Copy all of the material exactly. Pictures are not to appear in the copy.

# Provided entries:
◆ ◆ ◆ ◆
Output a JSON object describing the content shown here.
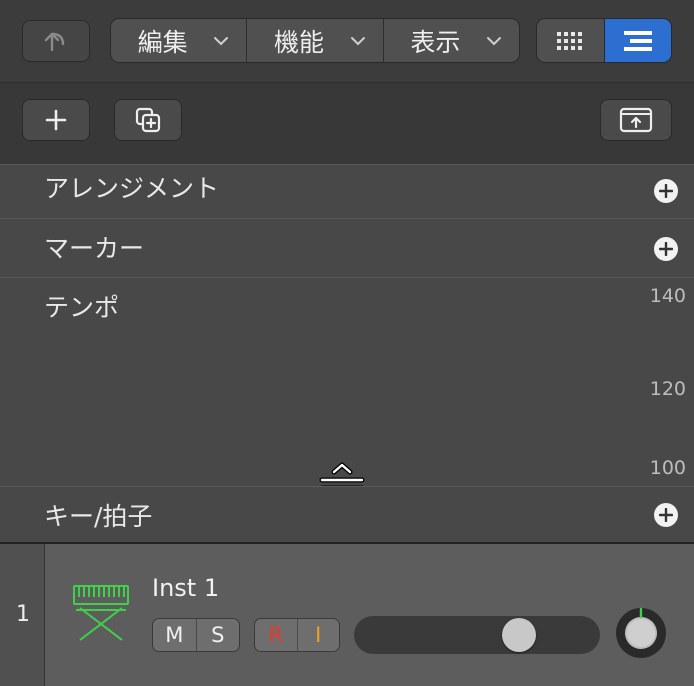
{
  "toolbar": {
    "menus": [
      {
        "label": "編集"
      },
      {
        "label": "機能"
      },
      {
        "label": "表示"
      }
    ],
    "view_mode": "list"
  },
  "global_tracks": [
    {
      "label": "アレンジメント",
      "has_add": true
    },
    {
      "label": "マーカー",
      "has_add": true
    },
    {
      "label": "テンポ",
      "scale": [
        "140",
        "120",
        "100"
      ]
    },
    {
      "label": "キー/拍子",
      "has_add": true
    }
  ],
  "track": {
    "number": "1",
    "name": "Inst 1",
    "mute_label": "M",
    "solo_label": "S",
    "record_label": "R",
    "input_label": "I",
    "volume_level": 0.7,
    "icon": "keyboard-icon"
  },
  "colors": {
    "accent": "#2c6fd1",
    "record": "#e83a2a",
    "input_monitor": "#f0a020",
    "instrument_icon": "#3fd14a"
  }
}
◆ ◆ ◆ ◆
# Task solution:
Output a JSON object describing the content shown here.
{
  "toolbar": {
    "menus": [
      {
        "label": "編集"
      },
      {
        "label": "機能"
      },
      {
        "label": "表示"
      }
    ],
    "view_mode": "list"
  },
  "global_tracks": [
    {
      "label": "アレンジメント",
      "has_add": true
    },
    {
      "label": "マーカー",
      "has_add": true
    },
    {
      "label": "テンポ",
      "scale": [
        "140",
        "120",
        "100"
      ]
    },
    {
      "label": "キー/拍子",
      "has_add": true
    }
  ],
  "track": {
    "number": "1",
    "name": "Inst 1",
    "mute_label": "M",
    "solo_label": "S",
    "record_label": "R",
    "input_label": "I",
    "volume_level": 0.7,
    "icon": "keyboard-icon"
  },
  "colors": {
    "accent": "#2c6fd1",
    "record": "#e83a2a",
    "input_monitor": "#f0a020",
    "instrument_icon": "#3fd14a"
  }
}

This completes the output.